• [RECORDED DATA]
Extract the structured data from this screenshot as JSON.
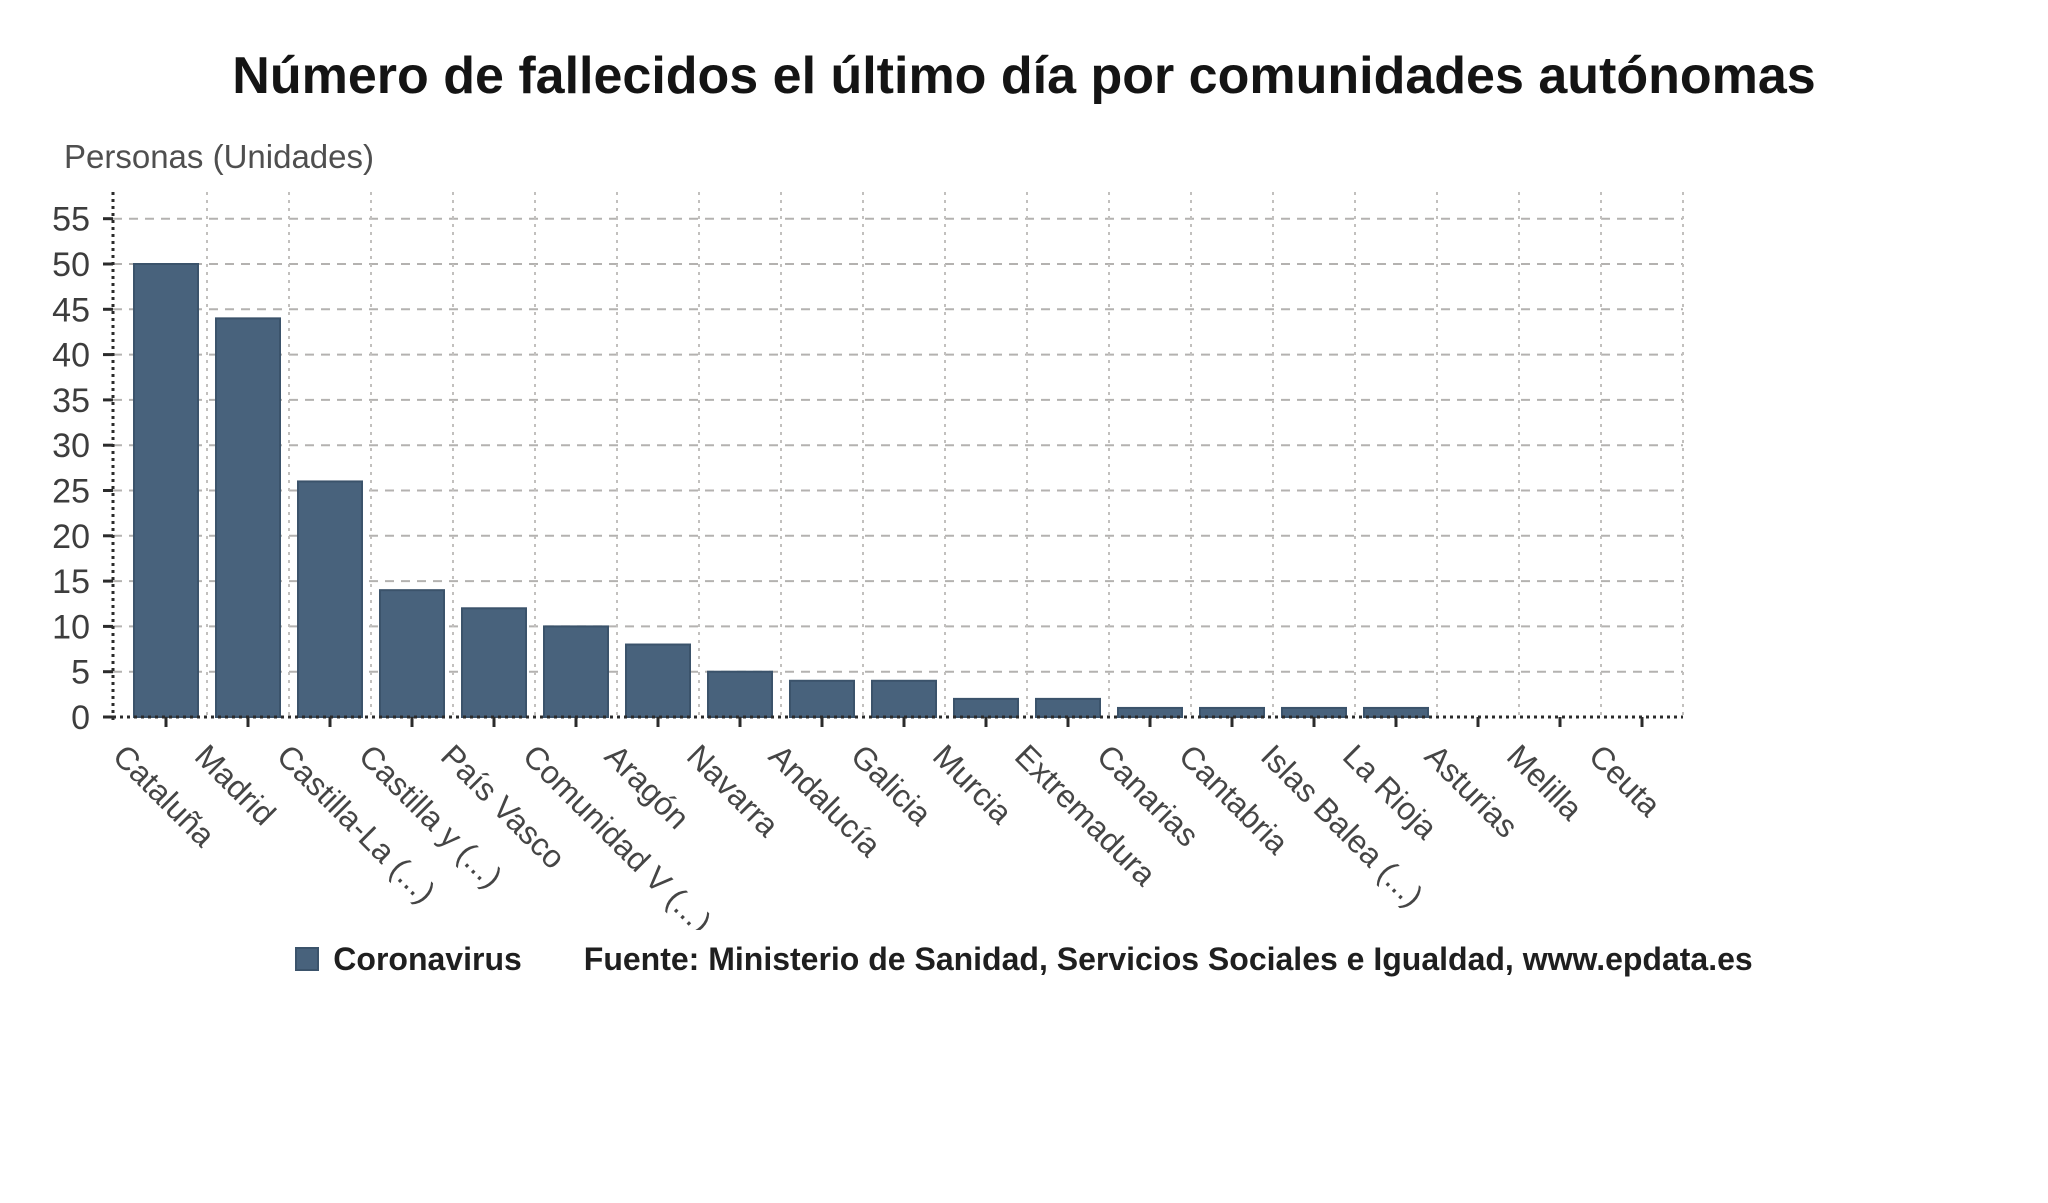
{
  "page": {
    "title": "Número de fallecidos el último día por comunidades autónomas",
    "y_axis_title": "Personas (Unidades)"
  },
  "legend": {
    "label": "Coronavirus"
  },
  "source": {
    "text": "Fuente: Ministerio de Sanidad, Servicios Sociales e Igualdad, www.epdata.es"
  },
  "colors": {
    "bar_fill": "#48627c",
    "bar_border": "#3b536b",
    "h_gridline": "#b4b2b0",
    "v_gridline": "#c2c0be",
    "axis_line": "#2b2b2b",
    "tick_label": "#3d3d3d"
  },
  "chart_data": {
    "type": "bar",
    "title": "Número de fallecidos el último día por comunidades autónomas",
    "xlabel": "",
    "ylabel": "Personas (Unidades)",
    "categories": [
      "Cataluña",
      "Madrid",
      "Castilla-La (...)",
      "Castilla y (...)",
      "País Vasco",
      "Comunidad V (...)",
      "Aragón",
      "Navarra",
      "Andalucía",
      "Galicia",
      "Murcia",
      "Extremadura",
      "Canarias",
      "Cantabria",
      "Islas Balea (...)",
      "La Rioja",
      "Asturias",
      "Melilla",
      "Ceuta"
    ],
    "series": [
      {
        "name": "Coronavirus",
        "values": [
          50,
          44,
          26,
          14,
          12,
          10,
          8,
          5,
          4,
          4,
          2,
          2,
          1,
          1,
          1,
          1,
          0,
          0,
          0
        ]
      }
    ],
    "yticks": [
      0,
      5,
      10,
      15,
      20,
      25,
      30,
      35,
      40,
      45,
      50,
      55
    ],
    "ylim": [
      0,
      58
    ],
    "grid": true,
    "grid_style": "dashed",
    "legend_position": "bottom",
    "source": "Fuente: Ministerio de Sanidad, Servicios Sociales e Igualdad, www.epdata.es"
  }
}
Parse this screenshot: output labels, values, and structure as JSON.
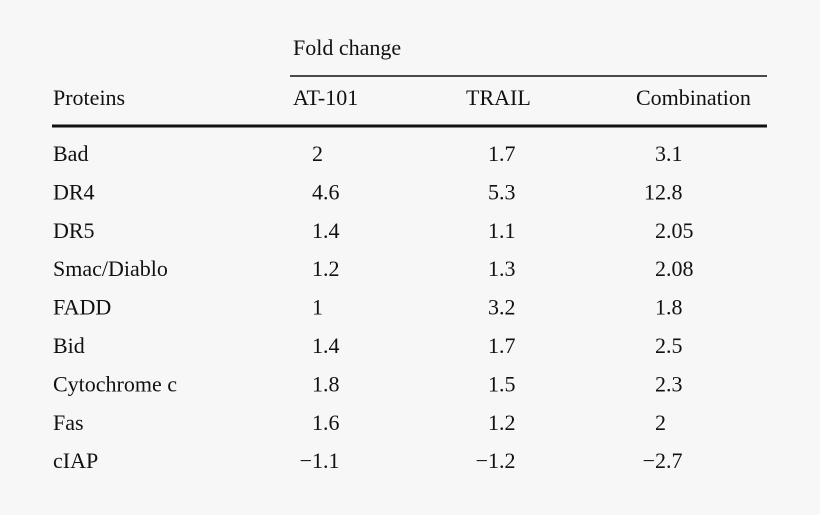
{
  "table": {
    "group_header": "Fold change",
    "columns": [
      "Proteins",
      "AT-101",
      "TRAIL",
      "Combination"
    ],
    "rows": [
      [
        "Bad",
        "2",
        "1.7",
        "3.1"
      ],
      [
        "DR4",
        "4.6",
        "5.3",
        "12.8"
      ],
      [
        "DR5",
        "1.4",
        "1.1",
        "2.05"
      ],
      [
        "Smac/Diablo",
        "1.2",
        "1.3",
        "2.08"
      ],
      [
        "FADD",
        "1",
        "3.2",
        "1.8"
      ],
      [
        "Bid",
        "1.4",
        "1.7",
        "2.5"
      ],
      [
        "Cytochrome c",
        "1.8",
        "1.5",
        "2.3"
      ],
      [
        "Fas",
        "1.6",
        "1.2",
        "2"
      ],
      [
        "cIAP",
        "−1.1",
        "−1.2",
        "−2.7"
      ]
    ]
  }
}
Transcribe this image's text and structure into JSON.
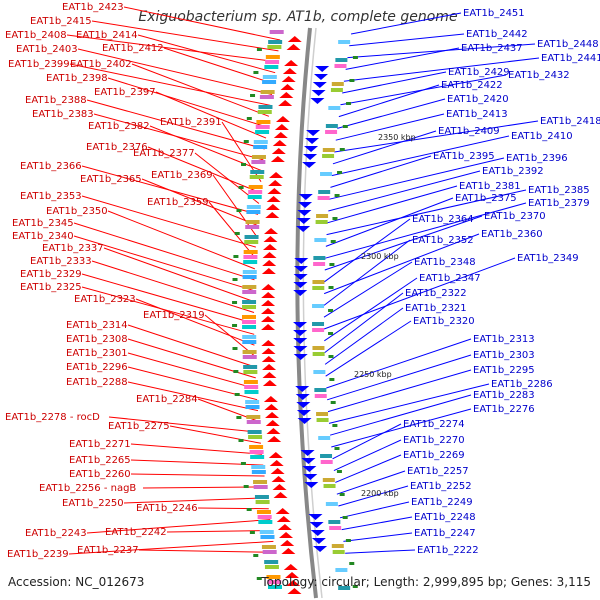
{
  "title": "Exiguobacterium sp. AT1b, complete genome",
  "footer": {
    "accession": "Accession: NC_012673",
    "topology": "Topology: circular; Length: 2,999,895 bp; Genes: 3,115"
  },
  "colors": {
    "forward": "#ff0000",
    "reverse": "#0000ff",
    "left_label": "#cc0000",
    "right_label": "#0000cc",
    "backbone": "#888888"
  },
  "scale_labels": [
    "2350 kbp",
    "2300 kbp",
    "2250 kbp",
    "2200 kbp"
  ],
  "left_labels": [
    "EAT1b_2423",
    "EAT1b_2415",
    "EAT1b_2408",
    "EAT1b_2414",
    "EAT1b_2412",
    "EAT1b_2403",
    "EAT1b_2399",
    "EAT1b_2402",
    "EAT1b_2398",
    "EAT1b_2397",
    "EAT1b_2388",
    "EAT1b_2383",
    "EAT1b_2382",
    "EAT1b_2391",
    "EAT1b_2376",
    "EAT1b_2377",
    "EAT1b_2366",
    "EAT1b_2365",
    "EAT1b_2369",
    "EAT1b_2353",
    "EAT1b_2359",
    "EAT1b_2350",
    "EAT1b_2345",
    "EAT1b_2340",
    "EAT1b_2337",
    "EAT1b_2333",
    "EAT1b_2329",
    "EAT1b_2325",
    "EAT1b_2323",
    "EAT1b_2319",
    "EAT1b_2314",
    "EAT1b_2308",
    "EAT1b_2301",
    "EAT1b_2296",
    "EAT1b_2288",
    "EAT1b_2284",
    "EAT1b_2278 - rocD",
    "EAT1b_2275",
    "EAT1b_2271",
    "EAT1b_2265",
    "EAT1b_2260",
    "EAT1b_2256 - nagB",
    "EAT1b_2250",
    "EAT1b_2246",
    "EAT1b_2243",
    "EAT1b_2242",
    "EAT1b_2239",
    "EAT1b_2237"
  ],
  "right_labels": [
    "EAT1b_2451",
    "EAT1b_2442",
    "EAT1b_2448",
    "EAT1b_2437",
    "EAT1b_2441",
    "EAT1b_2429",
    "EAT1b_2432",
    "EAT1b_2422",
    "EAT1b_2420",
    "EAT1b_2413",
    "EAT1b_2418",
    "EAT1b_2409",
    "EAT1b_2410",
    "EAT1b_2395",
    "EAT1b_2396",
    "EAT1b_2392",
    "EAT1b_2381",
    "EAT1b_2385",
    "EAT1b_2375",
    "EAT1b_2379",
    "EAT1b_2370",
    "EAT1b_2364",
    "EAT1b_2360",
    "EAT1b_2352",
    "EAT1b_2348",
    "EAT1b_2349",
    "EAT1b_2347",
    "EAT1b_2322",
    "EAT1b_2321",
    "EAT1b_2320",
    "EAT1b_2313",
    "EAT1b_2303",
    "EAT1b_2295",
    "EAT1b_2286",
    "EAT1b_2283",
    "EAT1b_2276",
    "EAT1b_2274",
    "EAT1b_2270",
    "EAT1b_2269",
    "EAT1b_2257",
    "EAT1b_2252",
    "EAT1b_2249",
    "EAT1b_2248",
    "EAT1b_2247",
    "EAT1b_2222"
  ]
}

• [WHAT YOU NEED TO DO] After reading through the material, report every line that holds "Sanidad".

• [COMPLETED EXERCISE]
    "text": "Fuente: Ministerio de Sanidad, Servicios Sociales e Igualdad, www.epdata.es"
    "source": "Fuente: Ministerio de Sanidad, Servicios Sociales e Igualdad, www.epdata.es"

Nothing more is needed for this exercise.